::: Dataset extract
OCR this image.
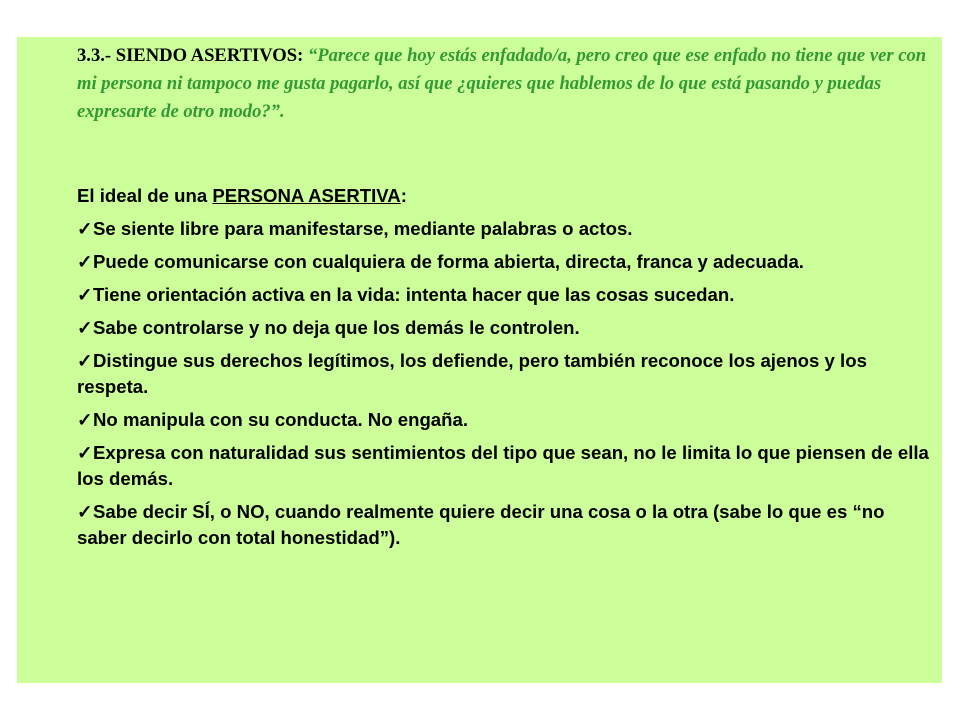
3.3.- SIENDO ASERTIVOS: “Parece que hoy estás enfadado/a, pero creo que ese enfado no tiene que ver con mi persona ni tampoco me gusta pagarlo, así que ¿quieres que hablemos de lo que está pasando y puedas expresarte de otro modo?”.

El ideal de una PERSONA ASERTIVA:

✓Se siente libre para manifestarse, mediante palabras o actos.
✓Puede comunicarse con cualquiera de forma abierta, directa, franca y adecuada.
✓Tiene orientación activa en la vida: intenta hacer que las cosas sucedan.
✓Sabe controlarse y no deja que los demás le controlen.
✓Distingue sus derechos legítimos, los defiende, pero también reconoce los ajenos y los respeta.
✓No manipula con su conducta. No engaña.
✓Expresa con naturalidad sus sentimientos del tipo que sean, no le limita lo que piensen de ella los demás.
✓Sabe decir SÍ, o NO, cuando realmente quiere decir una cosa o la otra (sabe lo que es “no saber decirlo con total honestidad”).
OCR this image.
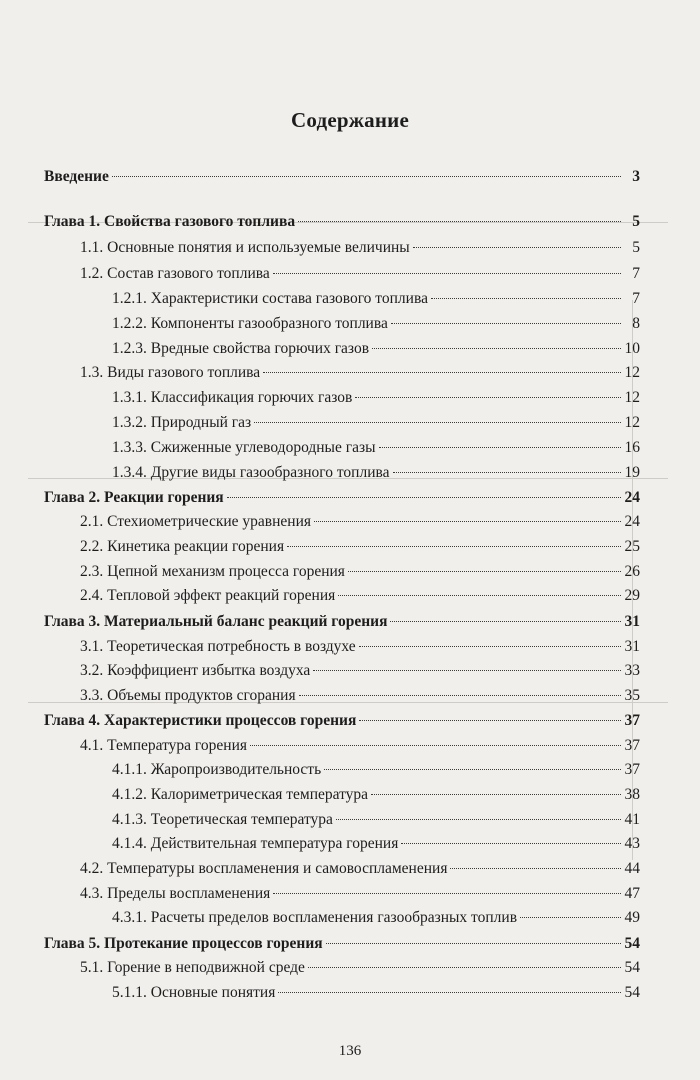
Содержание
Введение	3
Глава 1. Свойства газового топлива	5
1.1. Основные понятия и используемые величины	5
1.2. Состав газового топлива	7
1.2.1. Характеристики состава газового топлива	7
1.2.2. Компоненты газообразного топлива	8
1.2.3. Вредные свойства горючих газов	10
1.3. Виды газового топлива	12
1.3.1. Классификация горючих газов	12
1.3.2. Природный газ	12
1.3.3. Сжиженные углеводородные газы	16
1.3.4. Другие виды газообразного топлива	19
Глава 2. Реакции горения	24
2.1. Стехиометрические уравнения	24
2.2. Кинетика реакции горения	25
2.3. Цепной механизм процесса горения	26
2.4. Тепловой эффект реакций горения	29
Глава 3. Материальный баланс реакций горения	31
3.1. Теоретическая потребность в воздухе	31
3.2. Коэффициент избытка воздуха	33
3.3. Объемы продуктов сгорания	35
Глава 4. Характеристики процессов горения	37
4.1. Температура горения	37
4.1.1. Жаропроизводительность	37
4.1.2. Калориметрическая температура	38
4.1.3. Теоретическая температура	41
4.1.4. Действительная температура горения	43
4.2. Температуры воспламенения и самовоспламенения	44
4.3. Пределы воспламенения	47
4.3.1. Расчеты пределов воспламенения газообразных топлив	49
Глава 5. Протекание процессов горения	54
5.1. Горение в неподвижной среде	54
5.1.1. Основные понятия	54
136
::::::
Set task:
Give only the count of lines in the data that include the string "Характеристики".

Reply:
2